:: WRITTEN EXERCISE ::
Every entry below must appear again, exactly as written.

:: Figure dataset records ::
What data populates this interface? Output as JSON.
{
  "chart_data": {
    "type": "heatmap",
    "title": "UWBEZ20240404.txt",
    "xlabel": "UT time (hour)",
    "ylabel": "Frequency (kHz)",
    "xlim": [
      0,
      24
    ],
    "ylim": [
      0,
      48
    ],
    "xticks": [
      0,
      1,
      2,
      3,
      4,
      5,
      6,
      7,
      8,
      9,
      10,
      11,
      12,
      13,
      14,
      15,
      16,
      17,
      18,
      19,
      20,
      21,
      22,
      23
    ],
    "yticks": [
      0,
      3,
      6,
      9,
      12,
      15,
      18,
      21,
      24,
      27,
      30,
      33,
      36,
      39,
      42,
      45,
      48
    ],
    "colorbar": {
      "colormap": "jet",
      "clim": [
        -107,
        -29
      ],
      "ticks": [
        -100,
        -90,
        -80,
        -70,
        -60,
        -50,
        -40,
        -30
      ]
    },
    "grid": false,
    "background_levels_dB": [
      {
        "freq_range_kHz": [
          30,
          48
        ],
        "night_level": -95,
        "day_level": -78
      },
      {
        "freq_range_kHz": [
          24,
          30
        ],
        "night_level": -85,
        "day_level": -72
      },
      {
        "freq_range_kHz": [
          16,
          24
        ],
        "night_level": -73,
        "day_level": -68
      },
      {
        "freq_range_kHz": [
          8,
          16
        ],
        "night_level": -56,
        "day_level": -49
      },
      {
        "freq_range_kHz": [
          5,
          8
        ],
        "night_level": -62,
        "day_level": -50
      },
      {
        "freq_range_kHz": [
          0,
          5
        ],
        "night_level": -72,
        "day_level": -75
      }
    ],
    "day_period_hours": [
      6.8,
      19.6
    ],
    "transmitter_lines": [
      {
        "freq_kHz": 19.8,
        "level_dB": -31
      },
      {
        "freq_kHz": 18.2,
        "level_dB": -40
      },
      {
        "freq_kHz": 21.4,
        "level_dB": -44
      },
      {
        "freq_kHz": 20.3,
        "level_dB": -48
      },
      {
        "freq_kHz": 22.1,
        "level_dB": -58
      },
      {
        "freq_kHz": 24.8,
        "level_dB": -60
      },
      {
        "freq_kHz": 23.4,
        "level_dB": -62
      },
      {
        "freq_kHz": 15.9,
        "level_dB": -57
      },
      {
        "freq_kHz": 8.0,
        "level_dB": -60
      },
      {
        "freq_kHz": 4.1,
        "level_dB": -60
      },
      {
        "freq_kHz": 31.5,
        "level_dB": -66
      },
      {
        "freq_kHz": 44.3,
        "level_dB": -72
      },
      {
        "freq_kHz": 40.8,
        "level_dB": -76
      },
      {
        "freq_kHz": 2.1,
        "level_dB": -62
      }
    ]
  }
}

:: RESULT ::
What data populates this interface? Output as JSON.
{
  "chart_data": {
    "type": "heatmap",
    "title": "UWBEZ20240404.txt",
    "xlabel": "UT time (hour)",
    "ylabel": "Frequency (kHz)",
    "xlim": [
      0,
      24
    ],
    "ylim": [
      0,
      48
    ],
    "xticks": [
      0,
      1,
      2,
      3,
      4,
      5,
      6,
      7,
      8,
      9,
      10,
      11,
      12,
      13,
      14,
      15,
      16,
      17,
      18,
      19,
      20,
      21,
      22,
      23
    ],
    "yticks": [
      0,
      3,
      6,
      9,
      12,
      15,
      18,
      21,
      24,
      27,
      30,
      33,
      36,
      39,
      42,
      45,
      48
    ],
    "colorbar": {
      "colormap": "jet",
      "clim": [
        -107,
        -29
      ],
      "ticks": [
        -100,
        -90,
        -80,
        -70,
        -60,
        -50,
        -40,
        -30
      ]
    },
    "grid": false,
    "background_levels_dB": [
      {
        "freq_range_kHz": [
          30,
          48
        ],
        "night_level": -95,
        "day_level": -78
      },
      {
        "freq_range_kHz": [
          24,
          30
        ],
        "night_level": -85,
        "day_level": -72
      },
      {
        "freq_range_kHz": [
          16,
          24
        ],
        "night_level": -73,
        "day_level": -68
      },
      {
        "freq_range_kHz": [
          8,
          16
        ],
        "night_level": -56,
        "day_level": -49
      },
      {
        "freq_range_kHz": [
          5,
          8
        ],
        "night_level": -62,
        "day_level": -50
      },
      {
        "freq_range_kHz": [
          0,
          5
        ],
        "night_level": -72,
        "day_level": -75
      }
    ],
    "day_period_hours": [
      6.8,
      19.6
    ],
    "transmitter_lines": [
      {
        "freq_kHz": 19.8,
        "level_dB": -31
      },
      {
        "freq_kHz": 18.2,
        "level_dB": -40
      },
      {
        "freq_kHz": 21.4,
        "level_dB": -44
      },
      {
        "freq_kHz": 20.3,
        "level_dB": -48
      },
      {
        "freq_kHz": 22.1,
        "level_dB": -58
      },
      {
        "freq_kHz": 24.8,
        "level_dB": -60
      },
      {
        "freq_kHz": 23.4,
        "level_dB": -62
      },
      {
        "freq_kHz": 15.9,
        "level_dB": -57
      },
      {
        "freq_kHz": 8.0,
        "level_dB": -60
      },
      {
        "freq_kHz": 4.1,
        "level_dB": -60
      },
      {
        "freq_kHz": 31.5,
        "level_dB": -66
      },
      {
        "freq_kHz": 44.3,
        "level_dB": -72
      },
      {
        "freq_kHz": 40.8,
        "level_dB": -76
      },
      {
        "freq_kHz": 2.1,
        "level_dB": -62
      }
    ]
  }
}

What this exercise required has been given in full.